## To do
Only lines holding the word "a的电流" should be copied from the material.

## Recorded data

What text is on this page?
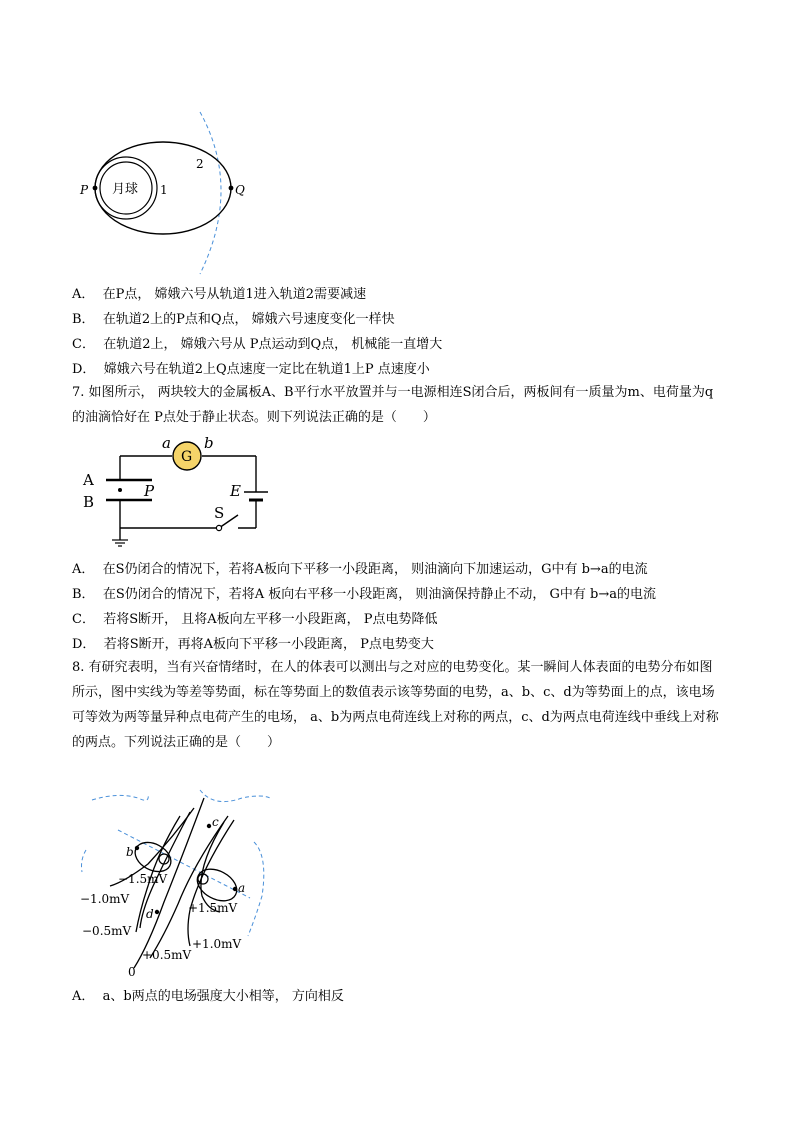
月球 1
2
P	Q
A． 在P点， 嫦娥六号从轨道1进入轨道2需要减速
B． 在轨道2上的P点和Q点， 嫦娥六号速度变化一样快
C． 在轨道2上， 嫦娥六号从 P点运动到Q点， 机械能一直增大
D． 嫦娥六号在轨道2上Q点速度一定比在轨道1上P 点速度小
7. 如图所示， 两块较大的金属板A、B平行水平放置并与一电源相连S闭合后，两板间有一质量为m、电荷量为q的油滴恰好在 P点处于静止状态。则下列说法正确的是（　　）
G
a b
A
B
P	E
S
A． 在S仍闭合的情况下，若将A板向下平移一小段距离， 则油滴向下加速运动，G中有 b→a的电流
B． 在S仍闭合的情况下，若将A 板向右平移一小段距离， 则油滴保持静止不动， G中有 b→a的电流
C． 若将S断开， 且将A板向左平移一小段距离， P点电势降低
D． 若将S断开，再将A板向下平移一小段距离， P点电势变大
8. 有研究表明，当有兴奋情绪时，在人的体表可以测出与之对应的电势变化。某一瞬间人体表面的电势分布如图所示，图中实线为等差等势面，标在等势面上的数值表示该等势面的电势，a、b、c、d为等势面上的点，该电场可等效为两等量异种点电荷产生的电场， a、b为两点电荷连线上对称的两点，c、d为两点电荷连线中垂线上对称的两点。下列说法正确的是（　　）
a
b
c
d
−1.5mV
−1.0mV
−0.5mV
+1.5mV
+1.0mV
+0.5mV
0
A． a、b两点的电场强度大小相等， 方向相反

## The answer
A． 在S仍闭合的情况下，若将A板向下平移一小段距离， 则油滴向下加速运动，G中有 b→a的电流
B． 在S仍闭合的情况下，若将A 板向右平移一小段距离， 则油滴保持静止不动， G中有 b→a的电流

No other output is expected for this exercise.